[Exercise description] Pull out every line of the listing below where "title" appears.
— Start Listing —
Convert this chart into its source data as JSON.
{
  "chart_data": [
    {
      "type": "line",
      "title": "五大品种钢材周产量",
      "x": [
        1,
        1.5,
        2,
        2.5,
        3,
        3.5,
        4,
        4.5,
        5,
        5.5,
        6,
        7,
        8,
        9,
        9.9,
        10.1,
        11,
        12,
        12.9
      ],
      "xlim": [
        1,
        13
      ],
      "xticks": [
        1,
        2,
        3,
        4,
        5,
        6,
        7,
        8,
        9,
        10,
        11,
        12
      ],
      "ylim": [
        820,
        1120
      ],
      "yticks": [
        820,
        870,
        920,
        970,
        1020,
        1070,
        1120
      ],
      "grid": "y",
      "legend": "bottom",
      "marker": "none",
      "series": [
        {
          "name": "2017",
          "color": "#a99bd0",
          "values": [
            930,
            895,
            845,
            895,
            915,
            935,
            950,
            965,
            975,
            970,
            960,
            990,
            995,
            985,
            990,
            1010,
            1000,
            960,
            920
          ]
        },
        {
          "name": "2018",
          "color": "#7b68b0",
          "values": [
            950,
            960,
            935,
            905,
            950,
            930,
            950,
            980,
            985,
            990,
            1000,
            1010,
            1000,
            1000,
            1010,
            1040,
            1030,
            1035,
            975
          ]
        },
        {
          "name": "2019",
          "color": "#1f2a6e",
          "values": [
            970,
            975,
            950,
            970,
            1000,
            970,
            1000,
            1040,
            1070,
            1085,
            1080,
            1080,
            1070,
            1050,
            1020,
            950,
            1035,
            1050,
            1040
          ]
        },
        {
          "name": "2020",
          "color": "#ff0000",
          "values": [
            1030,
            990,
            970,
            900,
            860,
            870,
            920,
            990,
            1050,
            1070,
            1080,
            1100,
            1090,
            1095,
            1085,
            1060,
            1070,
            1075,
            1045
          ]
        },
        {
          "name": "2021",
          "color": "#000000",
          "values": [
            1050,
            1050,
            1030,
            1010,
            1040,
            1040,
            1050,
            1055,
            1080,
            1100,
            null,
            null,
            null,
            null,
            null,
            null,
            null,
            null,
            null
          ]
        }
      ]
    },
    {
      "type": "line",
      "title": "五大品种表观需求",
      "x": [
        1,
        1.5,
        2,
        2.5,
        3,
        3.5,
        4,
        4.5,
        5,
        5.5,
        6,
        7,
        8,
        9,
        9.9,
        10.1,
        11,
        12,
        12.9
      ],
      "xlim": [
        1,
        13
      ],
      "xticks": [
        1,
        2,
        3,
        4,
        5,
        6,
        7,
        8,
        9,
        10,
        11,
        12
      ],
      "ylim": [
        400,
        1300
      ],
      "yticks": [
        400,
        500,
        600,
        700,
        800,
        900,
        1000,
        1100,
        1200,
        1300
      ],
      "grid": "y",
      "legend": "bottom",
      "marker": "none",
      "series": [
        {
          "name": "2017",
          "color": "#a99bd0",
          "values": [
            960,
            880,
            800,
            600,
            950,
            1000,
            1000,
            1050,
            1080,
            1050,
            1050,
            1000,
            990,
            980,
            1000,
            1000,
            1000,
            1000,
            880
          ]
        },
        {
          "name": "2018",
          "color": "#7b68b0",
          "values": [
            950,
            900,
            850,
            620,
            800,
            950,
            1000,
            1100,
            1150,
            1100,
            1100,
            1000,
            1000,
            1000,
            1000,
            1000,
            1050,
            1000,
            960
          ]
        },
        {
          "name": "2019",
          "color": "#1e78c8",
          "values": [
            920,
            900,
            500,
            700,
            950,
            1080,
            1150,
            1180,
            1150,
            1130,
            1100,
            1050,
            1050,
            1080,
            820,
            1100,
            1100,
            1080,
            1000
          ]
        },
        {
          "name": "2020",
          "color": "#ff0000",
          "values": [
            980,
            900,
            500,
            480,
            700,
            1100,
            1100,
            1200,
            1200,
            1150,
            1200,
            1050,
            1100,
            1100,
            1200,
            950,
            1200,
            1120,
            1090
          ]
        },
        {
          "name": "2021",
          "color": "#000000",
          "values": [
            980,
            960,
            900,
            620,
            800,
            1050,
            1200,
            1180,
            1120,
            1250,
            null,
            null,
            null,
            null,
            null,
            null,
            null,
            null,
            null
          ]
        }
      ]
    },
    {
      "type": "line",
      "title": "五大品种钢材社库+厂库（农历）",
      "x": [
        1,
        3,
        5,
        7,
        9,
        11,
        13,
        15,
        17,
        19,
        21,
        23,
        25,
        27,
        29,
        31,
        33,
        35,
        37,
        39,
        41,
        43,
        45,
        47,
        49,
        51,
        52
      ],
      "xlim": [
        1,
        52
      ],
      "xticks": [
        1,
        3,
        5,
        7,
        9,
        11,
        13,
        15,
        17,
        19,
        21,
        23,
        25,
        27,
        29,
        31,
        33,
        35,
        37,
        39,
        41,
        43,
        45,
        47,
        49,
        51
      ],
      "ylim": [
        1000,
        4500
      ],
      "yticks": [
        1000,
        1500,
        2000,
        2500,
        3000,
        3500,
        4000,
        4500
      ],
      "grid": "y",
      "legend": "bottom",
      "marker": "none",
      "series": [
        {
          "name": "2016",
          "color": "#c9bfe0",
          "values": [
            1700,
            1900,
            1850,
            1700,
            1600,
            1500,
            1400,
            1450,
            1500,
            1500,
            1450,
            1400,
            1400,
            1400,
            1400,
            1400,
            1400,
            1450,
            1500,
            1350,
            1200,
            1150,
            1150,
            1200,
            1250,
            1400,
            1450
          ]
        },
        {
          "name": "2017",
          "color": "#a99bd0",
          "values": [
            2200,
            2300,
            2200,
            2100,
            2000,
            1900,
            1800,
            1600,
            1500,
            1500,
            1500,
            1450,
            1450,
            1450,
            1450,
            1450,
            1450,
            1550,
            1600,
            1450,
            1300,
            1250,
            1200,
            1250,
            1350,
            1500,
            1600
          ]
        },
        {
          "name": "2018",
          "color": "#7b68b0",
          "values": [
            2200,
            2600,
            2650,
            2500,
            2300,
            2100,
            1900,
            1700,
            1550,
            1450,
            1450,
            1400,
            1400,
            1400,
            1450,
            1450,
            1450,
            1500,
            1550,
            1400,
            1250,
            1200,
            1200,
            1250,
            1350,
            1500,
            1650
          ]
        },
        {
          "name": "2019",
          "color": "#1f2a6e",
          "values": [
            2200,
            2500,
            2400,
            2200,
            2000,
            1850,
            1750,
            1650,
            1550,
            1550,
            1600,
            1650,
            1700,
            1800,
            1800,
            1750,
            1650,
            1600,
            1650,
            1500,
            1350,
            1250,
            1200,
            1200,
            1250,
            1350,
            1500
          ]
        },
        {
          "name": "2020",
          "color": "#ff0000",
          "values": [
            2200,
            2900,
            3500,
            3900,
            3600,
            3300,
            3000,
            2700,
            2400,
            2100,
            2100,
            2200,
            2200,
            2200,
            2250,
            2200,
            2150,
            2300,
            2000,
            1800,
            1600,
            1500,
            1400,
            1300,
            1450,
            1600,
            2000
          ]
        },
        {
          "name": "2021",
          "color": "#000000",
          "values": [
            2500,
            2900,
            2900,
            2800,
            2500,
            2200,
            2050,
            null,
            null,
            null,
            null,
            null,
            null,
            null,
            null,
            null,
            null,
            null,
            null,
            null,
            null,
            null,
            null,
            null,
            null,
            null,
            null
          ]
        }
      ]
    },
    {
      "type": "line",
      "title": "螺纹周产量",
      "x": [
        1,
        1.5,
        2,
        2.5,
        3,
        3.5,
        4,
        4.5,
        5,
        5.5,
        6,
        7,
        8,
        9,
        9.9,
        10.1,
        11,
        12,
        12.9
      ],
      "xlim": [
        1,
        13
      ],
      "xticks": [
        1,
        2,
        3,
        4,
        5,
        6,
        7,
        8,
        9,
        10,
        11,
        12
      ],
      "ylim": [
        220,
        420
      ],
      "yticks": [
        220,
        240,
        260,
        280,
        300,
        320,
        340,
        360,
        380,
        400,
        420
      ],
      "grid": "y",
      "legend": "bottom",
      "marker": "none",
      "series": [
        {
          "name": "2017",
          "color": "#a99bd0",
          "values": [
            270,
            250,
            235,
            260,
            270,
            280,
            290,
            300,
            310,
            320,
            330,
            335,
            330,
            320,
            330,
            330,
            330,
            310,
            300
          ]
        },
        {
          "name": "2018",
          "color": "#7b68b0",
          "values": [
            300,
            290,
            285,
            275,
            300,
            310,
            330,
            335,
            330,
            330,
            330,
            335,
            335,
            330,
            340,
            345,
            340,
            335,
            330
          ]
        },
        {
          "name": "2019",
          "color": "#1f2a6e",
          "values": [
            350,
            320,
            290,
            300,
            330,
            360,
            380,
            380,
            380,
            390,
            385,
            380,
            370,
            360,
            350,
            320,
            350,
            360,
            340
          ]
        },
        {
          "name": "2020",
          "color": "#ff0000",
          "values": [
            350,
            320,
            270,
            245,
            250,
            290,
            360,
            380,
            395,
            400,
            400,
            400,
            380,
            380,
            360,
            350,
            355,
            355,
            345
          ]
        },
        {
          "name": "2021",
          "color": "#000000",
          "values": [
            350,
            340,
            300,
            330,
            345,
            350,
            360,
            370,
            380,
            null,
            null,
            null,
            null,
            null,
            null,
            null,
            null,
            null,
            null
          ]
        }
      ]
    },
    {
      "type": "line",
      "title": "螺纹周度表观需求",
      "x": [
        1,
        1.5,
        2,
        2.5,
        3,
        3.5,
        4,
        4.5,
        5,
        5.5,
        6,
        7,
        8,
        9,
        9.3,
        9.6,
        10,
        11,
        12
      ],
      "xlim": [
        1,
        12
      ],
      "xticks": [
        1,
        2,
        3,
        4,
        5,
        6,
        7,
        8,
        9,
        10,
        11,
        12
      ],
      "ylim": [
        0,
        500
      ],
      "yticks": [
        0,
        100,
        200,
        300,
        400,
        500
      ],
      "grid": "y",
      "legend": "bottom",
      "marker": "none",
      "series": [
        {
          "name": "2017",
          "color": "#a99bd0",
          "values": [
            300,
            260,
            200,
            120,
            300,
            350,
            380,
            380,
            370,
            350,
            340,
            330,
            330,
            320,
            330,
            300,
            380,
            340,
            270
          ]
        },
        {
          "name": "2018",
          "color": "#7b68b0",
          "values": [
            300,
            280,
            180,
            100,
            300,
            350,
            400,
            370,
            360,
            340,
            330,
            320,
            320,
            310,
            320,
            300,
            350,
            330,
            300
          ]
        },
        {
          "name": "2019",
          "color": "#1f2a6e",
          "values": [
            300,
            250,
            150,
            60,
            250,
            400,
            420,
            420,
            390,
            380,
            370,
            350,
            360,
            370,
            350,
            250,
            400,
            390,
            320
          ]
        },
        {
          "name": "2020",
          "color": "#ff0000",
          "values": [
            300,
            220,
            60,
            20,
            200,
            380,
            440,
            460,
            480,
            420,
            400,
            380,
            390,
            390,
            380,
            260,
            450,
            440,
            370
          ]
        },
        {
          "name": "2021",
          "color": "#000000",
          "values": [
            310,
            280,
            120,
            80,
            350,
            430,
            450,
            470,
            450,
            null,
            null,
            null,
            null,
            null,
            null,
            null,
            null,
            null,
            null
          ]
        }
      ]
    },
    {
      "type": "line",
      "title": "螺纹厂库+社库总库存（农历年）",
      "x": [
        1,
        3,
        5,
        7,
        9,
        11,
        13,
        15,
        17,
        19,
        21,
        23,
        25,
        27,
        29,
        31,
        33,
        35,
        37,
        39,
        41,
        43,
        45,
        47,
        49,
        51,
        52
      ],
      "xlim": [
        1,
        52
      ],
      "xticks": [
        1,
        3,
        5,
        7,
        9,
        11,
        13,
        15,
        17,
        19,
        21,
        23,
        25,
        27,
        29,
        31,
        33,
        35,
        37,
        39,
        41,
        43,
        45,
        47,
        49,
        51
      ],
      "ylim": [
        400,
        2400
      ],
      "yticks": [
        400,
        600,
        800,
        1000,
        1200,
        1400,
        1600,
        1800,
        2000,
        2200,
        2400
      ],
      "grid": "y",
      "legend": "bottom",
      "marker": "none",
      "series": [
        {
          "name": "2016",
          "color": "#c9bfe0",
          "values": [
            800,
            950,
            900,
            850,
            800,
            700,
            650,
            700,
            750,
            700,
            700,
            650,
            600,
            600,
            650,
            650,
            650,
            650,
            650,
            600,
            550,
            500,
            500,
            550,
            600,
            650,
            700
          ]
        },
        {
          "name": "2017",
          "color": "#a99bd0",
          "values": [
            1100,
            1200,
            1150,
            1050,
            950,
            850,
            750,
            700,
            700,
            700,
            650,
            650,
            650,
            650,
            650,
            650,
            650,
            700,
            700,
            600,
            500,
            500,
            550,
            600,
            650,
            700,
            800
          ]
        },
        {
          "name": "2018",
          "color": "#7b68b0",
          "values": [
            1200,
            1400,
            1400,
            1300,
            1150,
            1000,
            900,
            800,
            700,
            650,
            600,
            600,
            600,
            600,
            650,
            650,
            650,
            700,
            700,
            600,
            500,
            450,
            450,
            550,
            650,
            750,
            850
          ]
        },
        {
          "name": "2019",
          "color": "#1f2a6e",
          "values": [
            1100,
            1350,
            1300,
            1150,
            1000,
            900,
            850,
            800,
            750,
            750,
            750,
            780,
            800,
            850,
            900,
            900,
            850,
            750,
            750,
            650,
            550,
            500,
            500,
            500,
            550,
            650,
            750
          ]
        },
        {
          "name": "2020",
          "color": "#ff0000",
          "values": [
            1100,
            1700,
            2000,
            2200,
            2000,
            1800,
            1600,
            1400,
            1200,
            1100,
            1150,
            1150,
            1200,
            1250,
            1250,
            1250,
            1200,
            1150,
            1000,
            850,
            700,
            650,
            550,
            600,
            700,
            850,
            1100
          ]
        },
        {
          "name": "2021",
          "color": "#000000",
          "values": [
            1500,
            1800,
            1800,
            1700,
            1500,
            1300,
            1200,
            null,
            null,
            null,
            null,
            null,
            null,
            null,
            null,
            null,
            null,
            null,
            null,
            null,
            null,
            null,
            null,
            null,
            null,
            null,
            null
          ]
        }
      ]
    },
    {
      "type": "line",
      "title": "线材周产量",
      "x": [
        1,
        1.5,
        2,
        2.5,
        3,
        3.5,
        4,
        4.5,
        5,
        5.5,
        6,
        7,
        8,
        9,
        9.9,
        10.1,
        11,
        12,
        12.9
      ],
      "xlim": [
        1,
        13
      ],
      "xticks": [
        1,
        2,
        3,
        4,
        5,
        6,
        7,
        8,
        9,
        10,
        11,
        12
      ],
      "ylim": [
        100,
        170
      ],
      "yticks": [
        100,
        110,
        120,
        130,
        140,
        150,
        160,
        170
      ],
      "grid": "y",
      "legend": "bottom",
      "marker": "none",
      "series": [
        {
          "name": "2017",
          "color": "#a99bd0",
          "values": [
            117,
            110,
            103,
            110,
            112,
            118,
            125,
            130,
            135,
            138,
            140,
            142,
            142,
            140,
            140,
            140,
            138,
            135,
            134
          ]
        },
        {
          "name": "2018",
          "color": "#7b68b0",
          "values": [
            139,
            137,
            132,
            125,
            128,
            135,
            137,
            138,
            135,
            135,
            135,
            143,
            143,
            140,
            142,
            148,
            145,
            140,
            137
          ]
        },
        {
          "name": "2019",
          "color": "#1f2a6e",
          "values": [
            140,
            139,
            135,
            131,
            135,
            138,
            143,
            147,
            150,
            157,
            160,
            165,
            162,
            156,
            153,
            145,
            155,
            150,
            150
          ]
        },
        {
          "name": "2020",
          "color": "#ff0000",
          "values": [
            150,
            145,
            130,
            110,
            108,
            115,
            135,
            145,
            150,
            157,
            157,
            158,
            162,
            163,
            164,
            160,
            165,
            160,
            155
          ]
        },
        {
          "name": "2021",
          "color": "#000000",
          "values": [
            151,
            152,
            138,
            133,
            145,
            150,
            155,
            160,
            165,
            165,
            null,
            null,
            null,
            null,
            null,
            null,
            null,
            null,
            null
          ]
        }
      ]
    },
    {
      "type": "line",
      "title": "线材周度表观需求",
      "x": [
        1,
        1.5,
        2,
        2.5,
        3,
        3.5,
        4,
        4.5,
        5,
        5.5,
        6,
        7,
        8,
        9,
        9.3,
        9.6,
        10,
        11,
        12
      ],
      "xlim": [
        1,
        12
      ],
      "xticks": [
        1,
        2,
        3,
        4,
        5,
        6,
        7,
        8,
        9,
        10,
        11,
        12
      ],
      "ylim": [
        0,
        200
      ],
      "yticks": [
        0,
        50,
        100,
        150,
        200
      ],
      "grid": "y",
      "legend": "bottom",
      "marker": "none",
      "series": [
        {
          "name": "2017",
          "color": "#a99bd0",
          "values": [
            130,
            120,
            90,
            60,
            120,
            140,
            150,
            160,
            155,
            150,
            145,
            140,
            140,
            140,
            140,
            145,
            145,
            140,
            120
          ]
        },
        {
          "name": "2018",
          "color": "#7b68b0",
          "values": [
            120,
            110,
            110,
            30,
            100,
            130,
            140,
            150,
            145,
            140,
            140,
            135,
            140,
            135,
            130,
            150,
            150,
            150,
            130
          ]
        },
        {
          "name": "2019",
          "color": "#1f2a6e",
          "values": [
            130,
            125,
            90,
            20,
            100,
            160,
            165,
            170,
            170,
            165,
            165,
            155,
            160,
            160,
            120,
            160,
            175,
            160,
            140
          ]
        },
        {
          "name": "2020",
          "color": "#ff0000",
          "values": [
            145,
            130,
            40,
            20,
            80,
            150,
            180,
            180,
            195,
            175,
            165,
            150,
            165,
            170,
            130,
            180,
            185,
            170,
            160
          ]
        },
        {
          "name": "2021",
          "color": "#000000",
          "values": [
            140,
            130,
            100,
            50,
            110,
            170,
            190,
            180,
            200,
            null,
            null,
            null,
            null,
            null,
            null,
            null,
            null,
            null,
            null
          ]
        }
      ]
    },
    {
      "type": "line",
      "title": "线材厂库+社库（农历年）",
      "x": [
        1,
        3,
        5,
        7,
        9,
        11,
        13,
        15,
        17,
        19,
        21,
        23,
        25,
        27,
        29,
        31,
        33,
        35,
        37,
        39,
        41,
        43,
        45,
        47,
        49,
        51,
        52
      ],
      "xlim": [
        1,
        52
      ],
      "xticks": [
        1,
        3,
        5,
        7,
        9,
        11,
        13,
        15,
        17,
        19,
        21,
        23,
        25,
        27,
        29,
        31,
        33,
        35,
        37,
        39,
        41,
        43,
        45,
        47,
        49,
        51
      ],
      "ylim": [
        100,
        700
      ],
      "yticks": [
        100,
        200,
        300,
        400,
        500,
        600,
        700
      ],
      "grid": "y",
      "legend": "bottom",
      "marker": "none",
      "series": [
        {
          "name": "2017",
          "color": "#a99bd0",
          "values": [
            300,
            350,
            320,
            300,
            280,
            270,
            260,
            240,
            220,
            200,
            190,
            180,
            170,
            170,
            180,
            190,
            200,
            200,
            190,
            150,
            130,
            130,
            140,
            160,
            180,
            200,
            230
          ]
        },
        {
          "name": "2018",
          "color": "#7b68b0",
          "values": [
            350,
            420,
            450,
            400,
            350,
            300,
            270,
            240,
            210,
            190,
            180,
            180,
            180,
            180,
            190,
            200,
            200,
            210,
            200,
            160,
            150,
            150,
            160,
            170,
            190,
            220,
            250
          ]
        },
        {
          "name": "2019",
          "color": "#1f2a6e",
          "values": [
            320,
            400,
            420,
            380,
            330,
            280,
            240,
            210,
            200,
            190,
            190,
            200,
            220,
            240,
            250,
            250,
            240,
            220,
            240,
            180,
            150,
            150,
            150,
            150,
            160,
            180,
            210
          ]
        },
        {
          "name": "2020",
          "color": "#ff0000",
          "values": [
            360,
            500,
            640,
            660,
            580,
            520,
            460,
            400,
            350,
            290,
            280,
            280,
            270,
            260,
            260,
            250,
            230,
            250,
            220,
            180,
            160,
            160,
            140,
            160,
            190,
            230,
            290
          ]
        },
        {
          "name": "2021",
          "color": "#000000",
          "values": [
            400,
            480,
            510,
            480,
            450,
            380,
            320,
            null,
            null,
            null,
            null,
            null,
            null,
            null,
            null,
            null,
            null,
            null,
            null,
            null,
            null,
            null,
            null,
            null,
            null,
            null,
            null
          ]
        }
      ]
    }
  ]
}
— End Listing —
[Worked solution]
      "title": "五大品种钢材周产量",
      "title": "五大品种表观需求",
      "title": "五大品种钢材社库+厂库（农历）",
      "title": "螺纹周产量",
      "title": "螺纹周度表观需求",
      "title": "螺纹厂库+社库总库存（农历年）",
      "title": "线材周产量",
      "title": "线材周度表观需求",
      "title": "线材厂库+社库（农历年）",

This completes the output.